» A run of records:
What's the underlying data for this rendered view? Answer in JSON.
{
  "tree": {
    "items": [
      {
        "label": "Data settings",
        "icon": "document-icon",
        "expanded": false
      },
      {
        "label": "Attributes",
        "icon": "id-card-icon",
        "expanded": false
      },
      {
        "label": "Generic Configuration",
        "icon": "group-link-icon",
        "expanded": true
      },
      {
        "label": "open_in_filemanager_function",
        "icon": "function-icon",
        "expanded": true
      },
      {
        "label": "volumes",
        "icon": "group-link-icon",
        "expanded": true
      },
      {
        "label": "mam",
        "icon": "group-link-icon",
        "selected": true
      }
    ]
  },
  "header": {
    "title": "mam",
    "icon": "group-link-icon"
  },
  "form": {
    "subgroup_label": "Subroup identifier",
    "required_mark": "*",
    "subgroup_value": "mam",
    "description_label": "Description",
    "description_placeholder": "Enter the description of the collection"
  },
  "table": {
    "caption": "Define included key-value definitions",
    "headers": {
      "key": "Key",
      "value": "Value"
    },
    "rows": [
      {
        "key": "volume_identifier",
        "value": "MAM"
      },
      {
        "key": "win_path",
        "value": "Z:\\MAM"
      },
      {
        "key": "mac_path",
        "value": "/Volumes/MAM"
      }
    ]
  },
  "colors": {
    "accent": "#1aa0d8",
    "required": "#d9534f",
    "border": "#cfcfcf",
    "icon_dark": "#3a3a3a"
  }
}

» What is needed:
All of the entries must be quoted exactly; please include each one.

» Answer in full:
What's the underlying data for this rendered view? Answer in JSON.
{
  "tree": {
    "items": [
      {
        "label": "Data settings",
        "icon": "document-icon",
        "expanded": false
      },
      {
        "label": "Attributes",
        "icon": "id-card-icon",
        "expanded": false
      },
      {
        "label": "Generic Configuration",
        "icon": "group-link-icon",
        "expanded": true
      },
      {
        "label": "open_in_filemanager_function",
        "icon": "function-icon",
        "expanded": true
      },
      {
        "label": "volumes",
        "icon": "group-link-icon",
        "expanded": true
      },
      {
        "label": "mam",
        "icon": "group-link-icon",
        "selected": true
      }
    ]
  },
  "header": {
    "title": "mam",
    "icon": "group-link-icon"
  },
  "form": {
    "subgroup_label": "Subroup identifier",
    "required_mark": "*",
    "subgroup_value": "mam",
    "description_label": "Description",
    "description_placeholder": "Enter the description of the collection"
  },
  "table": {
    "caption": "Define included key-value definitions",
    "headers": {
      "key": "Key",
      "value": "Value"
    },
    "rows": [
      {
        "key": "volume_identifier",
        "value": "MAM"
      },
      {
        "key": "win_path",
        "value": "Z:\\MAM"
      },
      {
        "key": "mac_path",
        "value": "/Volumes/MAM"
      }
    ]
  },
  "colors": {
    "accent": "#1aa0d8",
    "required": "#d9534f",
    "border": "#cfcfcf",
    "icon_dark": "#3a3a3a"
  }
}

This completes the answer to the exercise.